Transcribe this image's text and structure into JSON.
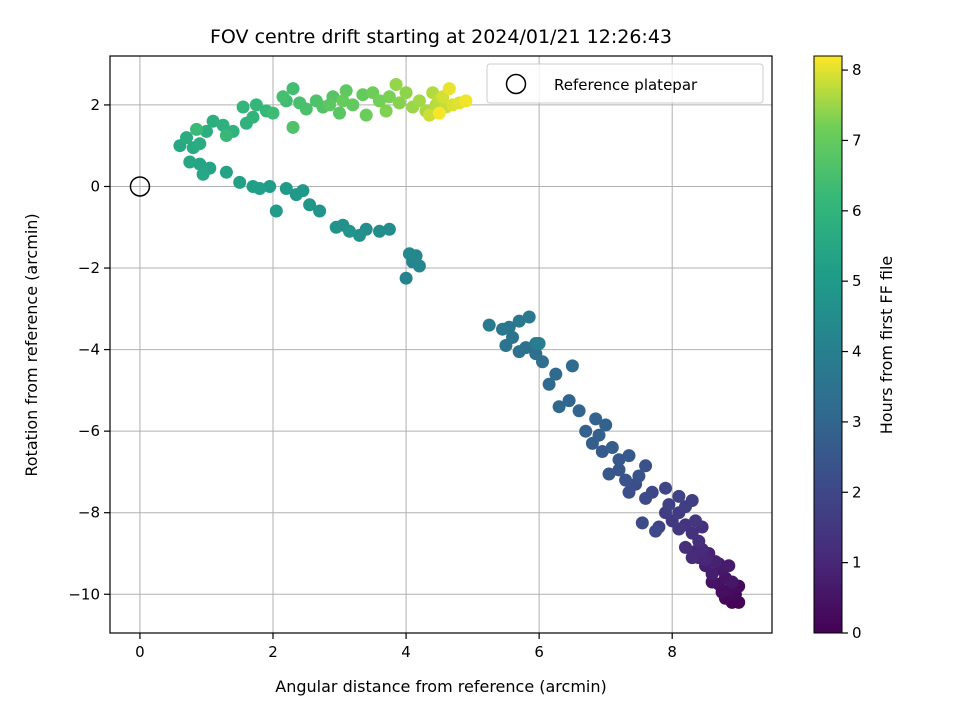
{
  "chart_data": {
    "type": "scatter",
    "title": "FOV centre drift starting at 2024/01/21 12:26:43",
    "xlabel": "Angular distance from reference (arcmin)",
    "ylabel": "Rotation from reference (arcmin)",
    "xlim": [
      -0.45,
      9.5
    ],
    "ylim": [
      -10.95,
      3.2
    ],
    "xticks": [
      0,
      2,
      4,
      6,
      8
    ],
    "yticks": [
      -10,
      -8,
      -6,
      -4,
      -2,
      0,
      2
    ],
    "xtick_labels": [
      "0",
      "2",
      "4",
      "6",
      "8"
    ],
    "ytick_labels": [
      "−10",
      "−8",
      "−6",
      "−4",
      "−2",
      "0",
      "2"
    ],
    "grid": true,
    "legend_position": "top-right",
    "colormap": "viridis",
    "colorbar": {
      "label": "Hours from first FF file",
      "range": [
        0,
        8.2
      ],
      "ticks": [
        0,
        1,
        2,
        3,
        4,
        5,
        6,
        7,
        8
      ],
      "tick_labels": [
        "0",
        "1",
        "2",
        "3",
        "4",
        "5",
        "6",
        "7",
        "8"
      ]
    },
    "reference_marker": {
      "label": "Reference platepar",
      "x": 0,
      "y": 0
    },
    "series": [
      {
        "name": "FOV centre",
        "points": [
          [
            8.9,
            -10.2,
            0.05
          ],
          [
            9.0,
            -10.2,
            0.1
          ],
          [
            8.8,
            -10.1,
            0.15
          ],
          [
            8.95,
            -10.0,
            0.2
          ],
          [
            9.0,
            -9.8,
            0.25
          ],
          [
            8.85,
            -9.9,
            0.3
          ],
          [
            8.75,
            -9.95,
            0.35
          ],
          [
            8.7,
            -9.75,
            0.4
          ],
          [
            8.6,
            -9.7,
            0.45
          ],
          [
            8.8,
            -9.6,
            0.5
          ],
          [
            8.9,
            -9.7,
            0.55
          ],
          [
            8.75,
            -9.4,
            0.6
          ],
          [
            8.7,
            -9.25,
            0.65
          ],
          [
            8.85,
            -9.3,
            0.7
          ],
          [
            8.6,
            -9.5,
            0.75
          ],
          [
            8.5,
            -9.3,
            0.8
          ],
          [
            8.65,
            -9.2,
            0.85
          ],
          [
            8.55,
            -9.0,
            0.9
          ],
          [
            8.4,
            -9.1,
            0.95
          ],
          [
            8.5,
            -9.15,
            1.0
          ],
          [
            8.35,
            -8.95,
            1.05
          ],
          [
            8.45,
            -8.9,
            1.1
          ],
          [
            8.3,
            -9.1,
            1.15
          ],
          [
            8.2,
            -8.85,
            1.2
          ],
          [
            8.4,
            -8.7,
            1.25
          ],
          [
            8.45,
            -8.35,
            1.3
          ],
          [
            8.3,
            -8.5,
            1.35
          ],
          [
            8.2,
            -8.3,
            1.4
          ],
          [
            8.1,
            -8.4,
            1.45
          ],
          [
            8.35,
            -8.2,
            1.5
          ],
          [
            8.0,
            -8.2,
            1.55
          ],
          [
            8.1,
            -8.0,
            1.6
          ],
          [
            7.9,
            -8.0,
            1.65
          ],
          [
            8.2,
            -7.85,
            1.7
          ],
          [
            8.3,
            -7.7,
            1.75
          ],
          [
            7.95,
            -7.8,
            1.8
          ],
          [
            8.1,
            -7.6,
            1.85
          ],
          [
            7.8,
            -8.35,
            1.9
          ],
          [
            7.9,
            -7.4,
            1.95
          ],
          [
            7.7,
            -7.5,
            2.0
          ],
          [
            7.75,
            -8.45,
            2.05
          ],
          [
            7.6,
            -7.65,
            2.1
          ],
          [
            7.55,
            -8.25,
            2.15
          ],
          [
            7.45,
            -7.3,
            2.2
          ],
          [
            7.35,
            -7.5,
            2.25
          ],
          [
            7.6,
            -6.85,
            2.3
          ],
          [
            7.5,
            -7.1,
            2.35
          ],
          [
            7.3,
            -7.2,
            2.4
          ],
          [
            7.2,
            -6.95,
            2.45
          ],
          [
            7.05,
            -7.05,
            2.5
          ],
          [
            7.2,
            -6.7,
            2.55
          ],
          [
            7.35,
            -6.6,
            2.6
          ],
          [
            6.95,
            -6.5,
            2.65
          ],
          [
            7.1,
            -6.4,
            2.7
          ],
          [
            6.8,
            -6.3,
            2.75
          ],
          [
            6.9,
            -6.1,
            2.8
          ],
          [
            6.7,
            -6.0,
            2.85
          ],
          [
            7.0,
            -5.85,
            2.9
          ],
          [
            6.85,
            -5.7,
            2.95
          ],
          [
            6.6,
            -5.5,
            3.0
          ],
          [
            6.45,
            -5.25,
            3.05
          ],
          [
            6.3,
            -5.4,
            3.1
          ],
          [
            6.15,
            -4.85,
            3.15
          ],
          [
            6.25,
            -4.6,
            3.2
          ],
          [
            6.5,
            -4.4,
            3.25
          ],
          [
            6.05,
            -4.3,
            3.3
          ],
          [
            5.95,
            -4.1,
            3.35
          ],
          [
            5.8,
            -3.95,
            3.4
          ],
          [
            5.7,
            -4.05,
            3.45
          ],
          [
            5.5,
            -3.9,
            3.5
          ],
          [
            5.6,
            -3.7,
            3.55
          ],
          [
            5.55,
            -3.45,
            3.6
          ],
          [
            5.45,
            -3.5,
            3.65
          ],
          [
            5.7,
            -3.3,
            3.7
          ],
          [
            5.85,
            -3.2,
            3.75
          ],
          [
            5.25,
            -3.4,
            3.8
          ],
          [
            5.95,
            -3.85,
            3.85
          ],
          [
            6.0,
            -3.85,
            3.9
          ],
          [
            4.0,
            -2.25,
            4.15
          ],
          [
            4.1,
            -1.85,
            4.2
          ],
          [
            4.2,
            -1.95,
            4.25
          ],
          [
            4.15,
            -1.7,
            4.3
          ],
          [
            4.05,
            -1.65,
            4.35
          ],
          [
            3.75,
            -1.05,
            4.45
          ],
          [
            3.6,
            -1.1,
            4.5
          ],
          [
            3.4,
            -1.05,
            4.55
          ],
          [
            3.3,
            -1.2,
            4.6
          ],
          [
            3.05,
            -0.95,
            4.65
          ],
          [
            2.95,
            -1.0,
            4.7
          ],
          [
            3.15,
            -1.1,
            4.75
          ],
          [
            2.7,
            -0.6,
            4.8
          ],
          [
            2.55,
            -0.45,
            4.85
          ],
          [
            2.45,
            -0.1,
            4.9
          ],
          [
            2.35,
            -0.2,
            4.95
          ],
          [
            2.2,
            -0.05,
            5.0
          ],
          [
            2.05,
            -0.6,
            5.05
          ],
          [
            1.95,
            0.0,
            5.1
          ],
          [
            1.8,
            -0.05,
            5.15
          ],
          [
            1.7,
            0.0,
            5.2
          ],
          [
            1.5,
            0.1,
            5.25
          ],
          [
            1.3,
            0.35,
            5.3
          ],
          [
            1.05,
            0.45,
            5.35
          ],
          [
            0.9,
            0.55,
            5.4
          ],
          [
            0.75,
            0.6,
            5.45
          ],
          [
            0.95,
            0.3,
            5.5
          ],
          [
            0.6,
            1.0,
            5.55
          ],
          [
            0.8,
            0.95,
            5.6
          ],
          [
            0.7,
            1.2,
            5.65
          ],
          [
            0.9,
            1.05,
            5.7
          ],
          [
            1.0,
            1.35,
            5.75
          ],
          [
            1.1,
            1.6,
            5.8
          ],
          [
            1.25,
            1.5,
            5.85
          ],
          [
            1.4,
            1.35,
            5.9
          ],
          [
            1.6,
            1.55,
            5.95
          ],
          [
            1.7,
            1.7,
            6.0
          ],
          [
            1.55,
            1.95,
            6.05
          ],
          [
            1.75,
            2.0,
            6.1
          ],
          [
            1.9,
            1.85,
            6.15
          ],
          [
            1.3,
            1.25,
            6.2
          ],
          [
            0.85,
            1.4,
            6.25
          ],
          [
            2.0,
            1.8,
            6.3
          ],
          [
            2.2,
            2.1,
            6.35
          ],
          [
            2.3,
            2.4,
            6.4
          ],
          [
            2.15,
            2.2,
            6.45
          ],
          [
            2.4,
            2.05,
            6.5
          ],
          [
            2.5,
            1.9,
            6.55
          ],
          [
            2.65,
            2.1,
            6.6
          ],
          [
            2.3,
            1.45,
            6.65
          ],
          [
            2.75,
            1.95,
            6.7
          ],
          [
            2.9,
            2.2,
            6.75
          ],
          [
            3.0,
            1.8,
            6.8
          ],
          [
            2.85,
            2.0,
            6.85
          ],
          [
            3.1,
            2.35,
            6.9
          ],
          [
            3.2,
            2.0,
            6.95
          ],
          [
            3.35,
            2.25,
            7.0
          ],
          [
            3.05,
            2.1,
            7.05
          ],
          [
            3.4,
            1.75,
            7.1
          ],
          [
            3.5,
            2.3,
            7.15
          ],
          [
            3.6,
            2.1,
            7.2
          ],
          [
            3.75,
            2.2,
            7.25
          ],
          [
            3.7,
            1.85,
            7.3
          ],
          [
            3.9,
            2.05,
            7.35
          ],
          [
            4.0,
            2.3,
            7.4
          ],
          [
            3.85,
            2.5,
            7.45
          ],
          [
            4.1,
            1.95,
            7.5
          ],
          [
            4.2,
            2.1,
            7.55
          ],
          [
            4.3,
            1.85,
            7.6
          ],
          [
            4.4,
            2.3,
            7.65
          ],
          [
            4.45,
            2.0,
            7.7
          ],
          [
            4.5,
            2.15,
            7.75
          ],
          [
            4.6,
            1.95,
            7.8
          ],
          [
            4.35,
            1.75,
            7.85
          ],
          [
            4.55,
            2.2,
            7.9
          ],
          [
            4.7,
            2.0,
            7.95
          ],
          [
            4.8,
            2.05,
            8.0
          ],
          [
            4.65,
            2.4,
            8.05
          ],
          [
            4.9,
            2.1,
            8.1
          ],
          [
            4.5,
            1.8,
            8.15
          ]
        ]
      }
    ]
  }
}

————————

■ **TASK DESCRIPTION**
In the records above, find each line holding "arcmin" and copy it.

■ **RESPONSE TO THE TASK**
    "xlabel": "Angular distance from reference (arcmin)",
    "ylabel": "Rotation from reference (arcmin)",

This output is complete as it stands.